__Written task__.
For the listing below, give the number of lines in which "основных" occurs. Add nothing.
··· Dataset extract ···
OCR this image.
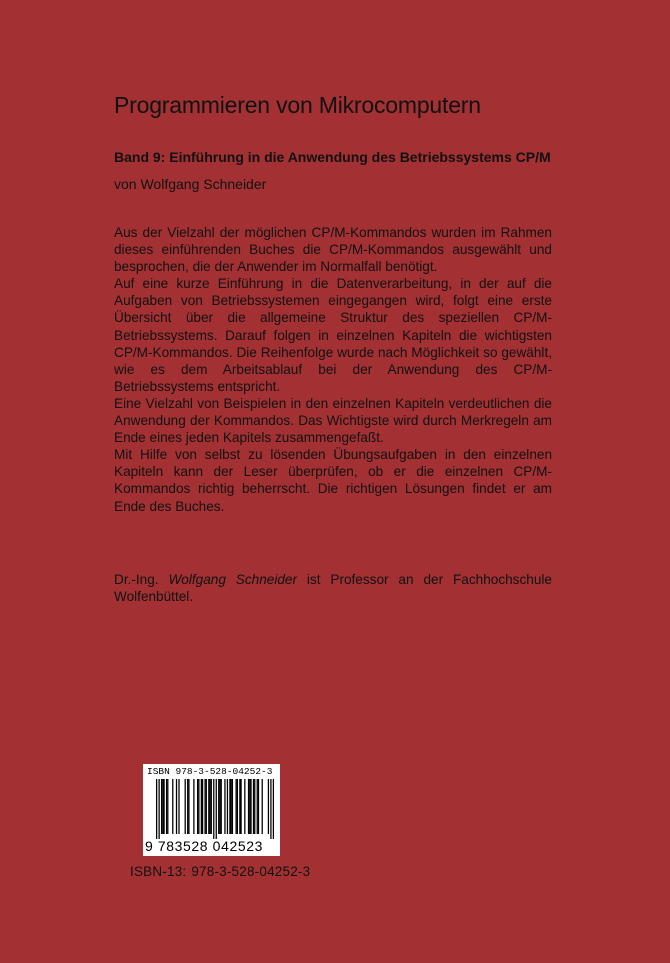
Programmieren von Mikrocomputern
Band 9: Einführung in die Anwendung des Betriebssystems CP/M

von Wolfgang Schneider

Aus der Vielzahl der möglichen CP/M-Kommandos wurden im Rahmen dieses einführenden Buches die CP/M-Kommandos ausgewählt und besprochen, die der Anwender im Normalfall benötigt.

Auf eine kurze Einführung in die Datenverarbeitung, in der auf die Aufgaben von Betriebssystemen eingegangen wird, folgt eine erste Übersicht über die allgemeine Struktur des speziellen CP/M-Betriebssystems. Darauf folgen in einzelnen Kapiteln die wichtigsten CP/M-Kommandos. Die Reihenfolge wurde nach Möglichkeit so gewählt, wie es dem Arbeitsablauf bei der Anwendung des CP/M-Betriebssystems entspricht.

Eine Vielzahl von Beispielen in den einzelnen Kapiteln verdeutlichen die Anwendung der Kommandos. Das Wichtigste wird durch Merkregeln am Ende eines jeden Kapitels zusammengefaßt.

Mit Hilfe von selbst zu lösenden Übungsaufgaben in den einzelnen Kapiteln kann der Leser überprüfen, ob er die einzelnen CP/M-Kommandos richtig beherrscht. Die richtigen Lösungen findet er am Ende des Buches.

Dr.-Ing. Wolfgang Schneider ist Professor an der Fachhochschule Wolfenbüttel.

ISBN 978-3-528-04252-3
9 783528 042523
ISBN-13: 978-3-528-04252-3
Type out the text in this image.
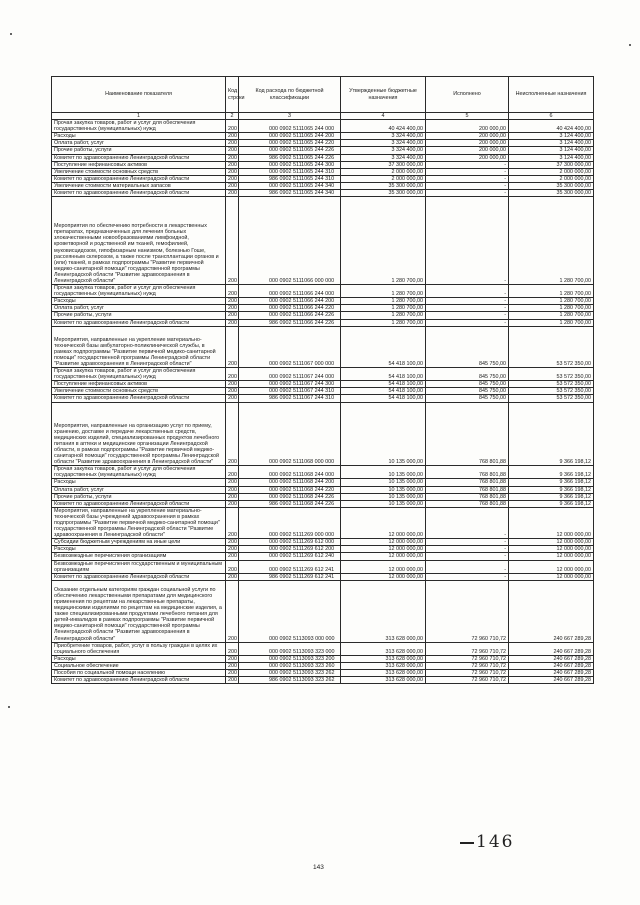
Наименование показателя	Код строки	Код расхода по бюджетной классификации	Утвержденные бюджетные назначения	Исполнено	Неисполненные назначения
1	2	3	4	5	6
Прочая закупка товаров, работ и услуг для обеспечения государственных (муниципальных) нужд	200	000 0902 5111065 244 000	40 424 400,00	200 000,00	40 424 400,00
Расходы	200	000 0902 5111065 244 200	3 324 400,00	200 000,00	3 124 400,00
Оплата работ, услуг	200	000 0902 5111065 244 220	3 324 400,00	200 000,00	3 124 400,00
Прочие работы, услуги	200	000 0902 5111065 244 226	3 324 400,00	200 000,00	3 124 400,00
Комитет по здравоохранению Ленинградской области	200	986 0902 5111065 244 226	3 324 400,00	200 000,00	3 124 400,00
Поступление нефинансовых активов	200	000 0902 5111065 244 300	37 300 000,00	-	37 300 000,00
Увеличение стоимости основных средств	200	000 0902 5111065 244 310	2 000 000,00	-	2 000 000,00
Комитет по здравоохранению Ленинградской области	200	986 0902 5111065 244 310	2 000 000,00	-	2 000 000,00
Увеличение стоимости материальных запасов	200	000 0902 5111065 244 340	35 300 000,00	-	35 300 000,00
Комитет по здравоохранению Ленинградской области	200	986 0902 5111065 244 340	35 300 000,00	-	35 300 000,00
Мероприятия по обеспечению потребности в лекарственных препаратах, предназначенных для лечения больных злокачественными новообразованиями лимфоидной, кроветворной и родственной им тканей, гемофилией, муковисцидозом, гипофизарным нанизмом, болезнью Гоше, рассеянным склерозом, а также после трансплантации органов и (или) тканей, в рамках подпрограммы "Развитие первичной медико-санитарной помощи" государственной программы Ленинградской области "Развитие здравоохранения в Ленинградской области"	200	000 0902 5111066 000 000	1 280 700,00	-	1 280 700,00
Прочая закупка товаров, работ и услуг для обеспечения государственных (муниципальных) нужд	200	000 0902 5111066 244 000	1 280 700,00	-	1 280 700,00
Расходы	200	000 0902 5111066 244 200	1 280 700,00	-	1 280 700,00
Оплата работ, услуг	200	000 0902 5111066 244 220	1 280 700,00	-	1 280 700,00
Прочие работы, услуги	200	000 0902 5111066 244 226	1 280 700,00	-	1 280 700,00
Комитет по здравоохранению Ленинградской области	200	986 0902 5111066 244 226	1 280 700,00	-	1 280 700,00
Мероприятия, направленные на укрепление материально-технической базы амбулаторно-поликлинической службы, в рамках подпрограммы "Развитие первичной медико-санитарной помощи" государственной программы Ленинградской области "Развитие здравоохранения в Ленинградской области"	200	000 0902 5111067 000 000	54 418 100,00	845 750,00	53 572 350,00
Прочая закупка товаров, работ и услуг для обеспечения государственных (муниципальных) нужд	200	000 0902 5111067 244 000	54 418 100,00	845 750,00	53 572 350,00
Поступление нефинансовых активов	200	000 0902 5111067 244 300	54 418 100,00	845 750,00	53 572 350,00
Увеличение стоимости основных средств	200	000 0902 5111067 244 310	54 418 100,00	845 750,00	53 572 350,00
Комитет по здравоохранению Ленинградской области	200	986 0902 5111067 244 310	54 418 100,00	845 750,00	53 572 350,00
Мероприятия, направленные на организацию услуг по приему, хранению, доставке и передаче лекарственных средств, медицинских изделий, специализированных продуктов лечебного питания в аптеки и медицинские организации Ленинградской области, в рамках подпрограммы "Развитие первичной медико-санитарной помощи" государственной программы Ленинградской области "Развитие здравоохранения в Ленинградской области"	200	000 0902 5111068 000 000	10 135 000,00	768 801,88	9 366 198,12
Прочая закупка товаров, работ и услуг для обеспечения государственных (муниципальных) нужд	200	000 0902 5111068 244 000	10 135 000,00	768 801,88	9 366 198,12
Расходы	200	000 0902 5111068 244 200	10 135 000,00	768 801,88	9 366 198,12
Оплата работ, услуг	200	000 0902 5111068 244 220	10 135 000,00	768 801,88	9 366 198,12
Прочие работы, услуги	200	000 0902 5111068 244 226	10 135 000,00	768 801,88	9 366 198,12
Комитет по здравоохранению Ленинградской области	200	986 0902 5111068 244 226	10 135 000,00	768 801,88	9 366 198,12
Мероприятия, направленные на укрепление материально-технической базы учреждений здравоохранения в рамках подпрограммы "Развитие первичной медико-санитарной помощи" государственной программы Ленинградской области "Развитие здравоохранения в Ленинградской области"	200	000 0902 5111269 000 000	12 000 000,00	-	12 000 000,00
Субсидии бюджетным учреждениям на иные цели	200	000 0902 5111269 612 000	12 000 000,00	-	12 000 000,00
Расходы	200	000 0902 5111269 612 200	12 000 000,00	-	12 000 000,00
Безвозмездные перечисления организациям	200	000 0902 5111269 612 240	12 000 000,00	-	12 000 000,00
Безвозмездные перечисления государственным и муниципальным организациям	200	000 0902 5111269 612 241	12 000 000,00	-	12 000 000,00
Комитет по здравоохранению Ленинградской области	200	986 0902 5111269 612 241	12 000 000,00	-	12 000 000,00
Оказание отдельным категориям граждан социальной услуги по обеспечению лекарственными препаратами для медицинского применения по рецептам на лекарственные препараты, медицинскими изделиями по рецептам на медицинские изделия, а также специализированными продуктами лечебного питания для детей-инвалидов в рамках подпрограммы "Развитие первичной медико-санитарной помощи" государственной программы Ленинградской области "Развитие здравоохранения в Ленинградской области"	200	000 0902 5113093 000 000	313 628 000,00	72 960 710,72	240 667 289,28
Приобретение товаров, работ, услуг в пользу граждан в целях их социального обеспечения	200	000 0902 5113093 323 000	313 628 000,00	72 960 710,72	240 667 289,28
Расходы	200	000 0902 5113093 323 200	313 628 000,00	72 960 710,72	240 667 289,28
Социальное обеспечение	200	000 0902 5113093 323 260	313 628 000,00	72 960 710,72	240 667 289,28
Пособия по социальной помощи населению	200	000 0902 5113093 323 262	313 628 000,00	72 960 710,72	240 667 289,28
Комитет по здравоохранению Ленинградской области	200	986 0902 5113093 323 262	313 628 000,00	72 960 710,72	240 667 289,28
146
143
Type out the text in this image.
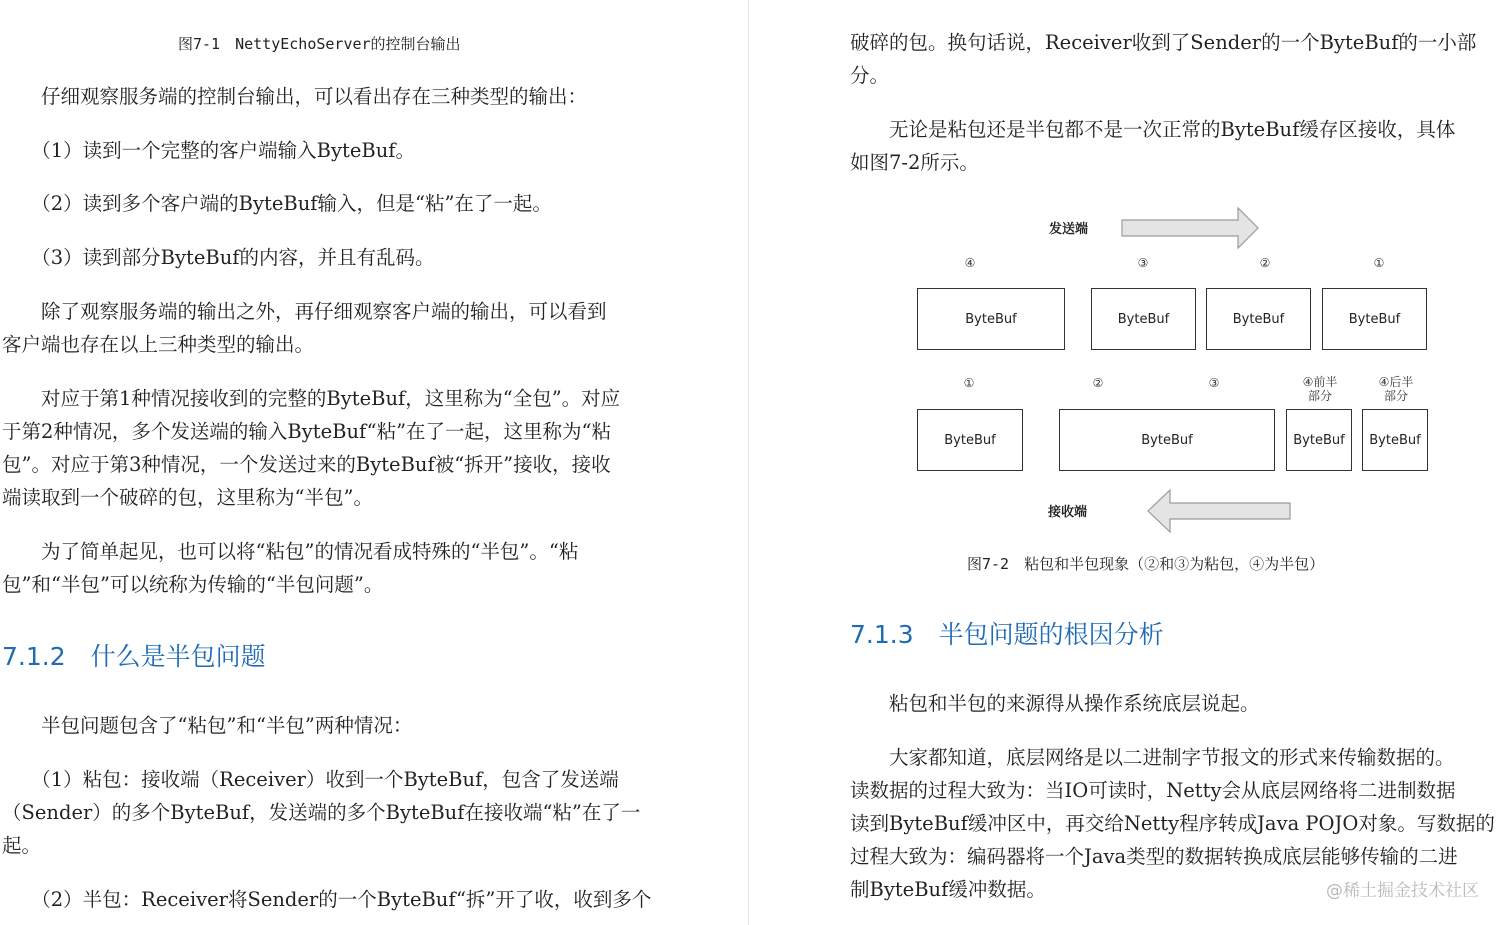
图7-1　NettyEchoServer的控制台输出

　　仔细观察服务端的控制台输出，可以看出存在三种类型的输出：

　　（1）读到一个完整的客户端输入ByteBuf。

　　（2）读到多个客户端的ByteBuf输入，但是“粘”在了一起。

　　（3）读到部分ByteBuf的内容，并且有乱码。

　　除了观察服务端的输出之外，再仔细观察客户端的输出，可以看到
客户端也存在以上三种类型的输出。

　　对应于第1种情况接收到的完整的ByteBuf，这里称为“全包”。对应
于第2种情况，多个发送端的输入ByteBuf“粘”在了一起，这里称为“粘
包”。对应于第3种情况，一个发送过来的ByteBuf被“拆开”接收，接收
端读取到一个破碎的包，这里称为“半包”。

　　为了简单起见，也可以将“粘包”的情况看成特殊的“半包”。“粘
包”和“半包”可以统称为传输的“半包问题”。

7.1.2　什么是半包问题

　　半包问题包含了“粘包”和“半包”两种情况：

　　（1）粘包：接收端（Receiver）收到一个ByteBuf，包含了发送端
（Sender）的多个ByteBuf，发送端的多个ByteBuf在接收端“粘”在了一
起。

　　（2）半包：Receiver将Sender的一个ByteBuf“拆”开了收，收到多个

破碎的包。换句话说，Receiver收到了Sender的一个ByteBuf的一小部
分。

　　无论是粘包还是半包都不是一次正常的ByteBuf缓存区接收，具体
如图7-2所示。

图7-2　粘包和半包现象（②和③为粘包，④为半包）
7.1.3　半包问题的根因分析

　　粘包和半包的来源得从操作系统底层说起。

　　大家都知道，底层网络是以二进制字节报文的形式来传输数据的。
读数据的过程大致为：当IO可读时，Netty会从底层网络将二进制数据
读到ByteBuf缓冲区中，再交给Netty程序转成Java POJO对象。写数据的
过程大致为：编码器将一个Java类型的数据转换成底层能够传输的二进
制ByteBuf缓冲数据。

发送端
④	③	②	①
ByteBuf	ByteBuf	ByteBuf	ByteBuf
①	②	③	④前半
部分
④后半
部分
ByteBuf	ByteBuf	ByteBuf	ByteBuf
接收端
@稀土掘金技术社区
···
__Result of this task__.
2